What is asked.
Repeat the listing in full, preserving every character.

Data for this task.
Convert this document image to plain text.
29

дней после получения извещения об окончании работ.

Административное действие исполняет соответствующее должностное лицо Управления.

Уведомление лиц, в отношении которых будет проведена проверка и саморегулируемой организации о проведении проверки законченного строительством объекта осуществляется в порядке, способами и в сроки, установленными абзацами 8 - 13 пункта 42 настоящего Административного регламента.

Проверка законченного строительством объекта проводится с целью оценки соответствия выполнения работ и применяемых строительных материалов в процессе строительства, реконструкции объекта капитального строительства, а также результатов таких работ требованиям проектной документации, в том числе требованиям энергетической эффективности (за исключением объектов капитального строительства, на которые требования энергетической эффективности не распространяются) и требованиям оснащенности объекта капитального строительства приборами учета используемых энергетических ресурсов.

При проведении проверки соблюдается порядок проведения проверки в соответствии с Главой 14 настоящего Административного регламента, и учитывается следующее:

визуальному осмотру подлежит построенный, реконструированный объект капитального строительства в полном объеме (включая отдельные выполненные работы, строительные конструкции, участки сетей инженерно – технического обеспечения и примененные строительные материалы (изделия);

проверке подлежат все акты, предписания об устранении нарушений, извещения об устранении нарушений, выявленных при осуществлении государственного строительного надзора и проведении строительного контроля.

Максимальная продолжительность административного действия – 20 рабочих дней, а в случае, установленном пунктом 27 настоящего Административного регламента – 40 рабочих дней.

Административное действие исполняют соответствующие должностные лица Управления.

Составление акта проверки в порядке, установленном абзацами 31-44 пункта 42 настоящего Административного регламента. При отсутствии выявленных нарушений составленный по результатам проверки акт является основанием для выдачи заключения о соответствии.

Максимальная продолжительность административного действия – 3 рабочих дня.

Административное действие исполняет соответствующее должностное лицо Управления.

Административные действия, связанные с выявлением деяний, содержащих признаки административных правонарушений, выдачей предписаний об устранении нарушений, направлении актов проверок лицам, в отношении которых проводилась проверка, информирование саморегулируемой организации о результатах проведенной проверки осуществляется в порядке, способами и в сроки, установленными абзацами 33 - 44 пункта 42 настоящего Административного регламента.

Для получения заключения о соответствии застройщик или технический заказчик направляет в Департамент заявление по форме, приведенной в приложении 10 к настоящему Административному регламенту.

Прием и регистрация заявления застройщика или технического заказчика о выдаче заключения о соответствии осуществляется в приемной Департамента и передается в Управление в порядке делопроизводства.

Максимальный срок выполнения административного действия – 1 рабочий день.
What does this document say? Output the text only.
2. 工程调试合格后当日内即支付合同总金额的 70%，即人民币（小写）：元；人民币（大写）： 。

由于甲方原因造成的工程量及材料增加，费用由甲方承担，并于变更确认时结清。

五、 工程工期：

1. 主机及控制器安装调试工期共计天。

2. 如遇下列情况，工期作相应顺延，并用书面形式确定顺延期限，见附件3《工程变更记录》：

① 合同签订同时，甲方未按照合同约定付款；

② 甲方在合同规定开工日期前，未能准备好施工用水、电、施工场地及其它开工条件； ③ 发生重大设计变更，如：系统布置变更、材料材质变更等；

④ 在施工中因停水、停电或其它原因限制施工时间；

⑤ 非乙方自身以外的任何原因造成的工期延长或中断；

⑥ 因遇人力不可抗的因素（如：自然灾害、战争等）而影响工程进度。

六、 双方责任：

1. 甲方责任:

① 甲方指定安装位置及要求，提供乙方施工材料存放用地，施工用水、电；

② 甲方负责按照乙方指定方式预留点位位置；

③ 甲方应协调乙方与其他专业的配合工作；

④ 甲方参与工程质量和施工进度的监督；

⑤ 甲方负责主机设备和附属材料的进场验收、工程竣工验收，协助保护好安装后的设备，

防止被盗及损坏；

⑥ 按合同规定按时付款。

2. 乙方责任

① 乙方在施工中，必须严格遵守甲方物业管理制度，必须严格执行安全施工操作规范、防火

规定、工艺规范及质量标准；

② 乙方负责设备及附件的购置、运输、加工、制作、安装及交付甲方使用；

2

Answer for the task.
Convert this document image to plain text.
29

дней после получения извещения об окончании работ.

Административное действие исполняет соответствующее должностное лицо Управления.

Уведомление лиц, в отношении которых будет проведена проверка и саморегулируемой организации о проведении проверки законченного строительством объекта осуществляется в порядке, способами и в сроки, установленными абзацами 8 - 13 пункта 42 настоящего Административного регламента.

Проверка законченного строительством объекта проводится с целью оценки соответствия выполнения работ и применяемых строительных материалов в процессе строительства, реконструкции объекта капитального строительства, а также результатов таких работ требованиям проектной документации, в том числе требованиям энергетической эффективности (за исключением объектов капитального строительства, на которые требования энергетической эффективности не распространяются) и требованиям оснащенности объекта капитального строительства приборами учета используемых энергетических ресурсов.

При проведении проверки соблюдается порядок проведения проверки в соответствии с Главой 14 настоящего Административного регламента, и учитывается следующее:

визуальному осмотру подлежит построенный, реконструированный объект капитального строительства в полном объеме (включая отдельные выполненные работы, строительные конструкции, участки сетей инженерно – технического обеспечения и примененные строительные материалы (изделия);

проверке подлежат все акты, предписания об устранении нарушений, извещения об устранении нарушений, выявленных при осуществлении государственного строительного надзора и проведении строительного контроля.

Максимальная продолжительность административного действия – 20 рабочих дней, а в случае, установленном пунктом 27 настоящего Административного регламента – 40 рабочих дней.

Административное действие исполняют соответствующие должностные лица Управления.

Составление акта проверки в порядке, установленном абзацами 31-44 пункта 42 настоящего Административного регламента. При отсутствии выявленных нарушений составленный по результатам проверки акт является основанием для выдачи заключения о соответствии.

Максимальная продолжительность административного действия – 3 рабочих дня.

Административное действие исполняет соответствующее должностное лицо Управления.

Административные действия, связанные с выявлением деяний, содержащих признаки административных правонарушений, выдачей предписаний об устранении нарушений, направлении актов проверок лицам, в отношении которых проводилась проверка, информирование саморегулируемой организации о результатах проведенной проверки осуществляется в порядке, способами и в сроки, установленными абзацами 33 - 44 пункта 42 настоящего Административного регламента.

Для получения заключения о соответствии застройщик или технический заказчик направляет в Департамент заявление по форме, приведенной в приложении 10 к настоящему Административному регламенту.

Прием и регистрация заявления застройщика или технического заказчика о выдаче заключения о соответствии осуществляется в приемной Департамента и передается в Управление в порядке делопроизводства.

Максимальный срок выполнения административного действия – 1 рабочий день.
What does this document say? Output the text only.
2. 工程调试合格后当日内即支付合同总金额的 70%，即人民币（小写）：元；人民币（大写）： 。

由于甲方原因造成的工程量及材料增加，费用由甲方承担，并于变更确认时结清。

五、 工程工期：

1. 主机及控制器安装调试工期共计天。

2. 如遇下列情况，工期作相应顺延，并用书面形式确定顺延期限，见附件3《工程变更记录》：

① 合同签订同时，甲方未按照合同约定付款；

② 甲方在合同规定开工日期前，未能准备好施工用水、电、施工场地及其它开工条件； ③ 发生重大设计变更，如：系统布置变更、材料材质变更等；

④ 在施工中因停水、停电或其它原因限制施工时间；

⑤ 非乙方自身以外的任何原因造成的工期延长或中断；

⑥ 因遇人力不可抗的因素（如：自然灾害、战争等）而影响工程进度。

六、 双方责任：

1. 甲方责任:

① 甲方指定安装位置及要求，提供乙方施工材料存放用地，施工用水、电；

② 甲方负责按照乙方指定方式预留点位位置；

③ 甲方应协调乙方与其他专业的配合工作；

④ 甲方参与工程质量和施工进度的监督；

⑤ 甲方负责主机设备和附属材料的进场验收、工程竣工验收，协助保护好安装后的设备，

防止被盗及损坏；

⑥ 按合同规定按时付款。

2. 乙方责任

① 乙方在施工中，必须严格遵守甲方物业管理制度，必须严格执行安全施工操作规范、防火

规定、工艺规范及质量标准；

② 乙方负责设备及附件的购置、运输、加工、制作、安装及交付甲方使用；

2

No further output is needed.